# Written instruction:
Repeat the whole listing exactly.
--- The input ---
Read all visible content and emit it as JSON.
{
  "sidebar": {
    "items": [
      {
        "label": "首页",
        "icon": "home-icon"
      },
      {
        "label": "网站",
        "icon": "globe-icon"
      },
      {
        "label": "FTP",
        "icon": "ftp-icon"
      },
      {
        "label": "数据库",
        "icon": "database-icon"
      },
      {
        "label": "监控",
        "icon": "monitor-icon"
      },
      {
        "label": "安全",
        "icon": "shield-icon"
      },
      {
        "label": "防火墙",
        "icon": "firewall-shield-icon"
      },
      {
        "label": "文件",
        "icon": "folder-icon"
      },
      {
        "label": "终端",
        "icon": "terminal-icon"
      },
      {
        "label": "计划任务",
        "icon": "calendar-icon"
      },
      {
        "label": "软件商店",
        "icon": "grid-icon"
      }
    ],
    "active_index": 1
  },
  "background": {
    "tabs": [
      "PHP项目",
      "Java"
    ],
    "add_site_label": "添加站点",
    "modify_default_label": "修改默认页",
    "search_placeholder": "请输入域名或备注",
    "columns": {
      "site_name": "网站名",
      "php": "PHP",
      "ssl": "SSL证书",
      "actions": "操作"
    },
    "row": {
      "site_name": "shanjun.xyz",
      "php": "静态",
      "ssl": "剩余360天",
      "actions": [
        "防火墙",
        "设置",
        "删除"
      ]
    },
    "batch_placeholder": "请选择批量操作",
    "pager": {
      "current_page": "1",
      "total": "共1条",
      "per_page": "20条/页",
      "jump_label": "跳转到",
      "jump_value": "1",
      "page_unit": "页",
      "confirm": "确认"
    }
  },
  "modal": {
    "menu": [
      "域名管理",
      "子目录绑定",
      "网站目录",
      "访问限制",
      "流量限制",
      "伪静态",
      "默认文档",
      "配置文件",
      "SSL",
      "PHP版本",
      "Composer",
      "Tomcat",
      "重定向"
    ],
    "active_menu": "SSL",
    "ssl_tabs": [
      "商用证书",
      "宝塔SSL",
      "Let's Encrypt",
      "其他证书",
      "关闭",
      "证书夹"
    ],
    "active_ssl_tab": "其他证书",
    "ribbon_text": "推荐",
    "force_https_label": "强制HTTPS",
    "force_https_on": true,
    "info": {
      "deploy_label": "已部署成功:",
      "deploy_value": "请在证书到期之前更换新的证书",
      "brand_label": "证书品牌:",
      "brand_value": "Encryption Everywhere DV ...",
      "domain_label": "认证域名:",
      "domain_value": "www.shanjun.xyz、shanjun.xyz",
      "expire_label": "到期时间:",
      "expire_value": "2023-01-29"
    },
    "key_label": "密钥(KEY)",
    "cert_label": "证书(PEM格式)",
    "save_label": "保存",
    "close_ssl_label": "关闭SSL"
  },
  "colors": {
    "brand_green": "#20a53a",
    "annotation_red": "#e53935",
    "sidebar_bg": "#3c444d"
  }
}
---
# Solution for this exercise:
Read all visible content and emit it as JSON.
{
  "sidebar": {
    "items": [
      {
        "label": "首页",
        "icon": "home-icon"
      },
      {
        "label": "网站",
        "icon": "globe-icon"
      },
      {
        "label": "FTP",
        "icon": "ftp-icon"
      },
      {
        "label": "数据库",
        "icon": "database-icon"
      },
      {
        "label": "监控",
        "icon": "monitor-icon"
      },
      {
        "label": "安全",
        "icon": "shield-icon"
      },
      {
        "label": "防火墙",
        "icon": "firewall-shield-icon"
      },
      {
        "label": "文件",
        "icon": "folder-icon"
      },
      {
        "label": "终端",
        "icon": "terminal-icon"
      },
      {
        "label": "计划任务",
        "icon": "calendar-icon"
      },
      {
        "label": "软件商店",
        "icon": "grid-icon"
      }
    ],
    "active_index": 1
  },
  "background": {
    "tabs": [
      "PHP项目",
      "Java"
    ],
    "add_site_label": "添加站点",
    "modify_default_label": "修改默认页",
    "search_placeholder": "请输入域名或备注",
    "columns": {
      "site_name": "网站名",
      "php": "PHP",
      "ssl": "SSL证书",
      "actions": "操作"
    },
    "row": {
      "site_name": "shanjun.xyz",
      "php": "静态",
      "ssl": "剩余360天",
      "actions": [
        "防火墙",
        "设置",
        "删除"
      ]
    },
    "batch_placeholder": "请选择批量操作",
    "pager": {
      "current_page": "1",
      "total": "共1条",
      "per_page": "20条/页",
      "jump_label": "跳转到",
      "jump_value": "1",
      "page_unit": "页",
      "confirm": "确认"
    }
  },
  "modal": {
    "menu": [
      "域名管理",
      "子目录绑定",
      "网站目录",
      "访问限制",
      "流量限制",
      "伪静态",
      "默认文档",
      "配置文件",
      "SSL",
      "PHP版本",
      "Composer",
      "Tomcat",
      "重定向"
    ],
    "active_menu": "SSL",
    "ssl_tabs": [
      "商用证书",
      "宝塔SSL",
      "Let's Encrypt",
      "其他证书",
      "关闭",
      "证书夹"
    ],
    "active_ssl_tab": "其他证书",
    "ribbon_text": "推荐",
    "force_https_label": "强制HTTPS",
    "force_https_on": true,
    "info": {
      "deploy_label": "已部署成功:",
      "deploy_value": "请在证书到期之前更换新的证书",
      "brand_label": "证书品牌:",
      "brand_value": "Encryption Everywhere DV ...",
      "domain_label": "认证域名:",
      "domain_value": "www.shanjun.xyz、shanjun.xyz",
      "expire_label": "到期时间:",
      "expire_value": "2023-01-29"
    },
    "key_label": "密钥(KEY)",
    "cert_label": "证书(PEM格式)",
    "save_label": "保存",
    "close_ssl_label": "关闭SSL"
  },
  "colors": {
    "brand_green": "#20a53a",
    "annotation_red": "#e53935",
    "sidebar_bg": "#3c444d"
  }
}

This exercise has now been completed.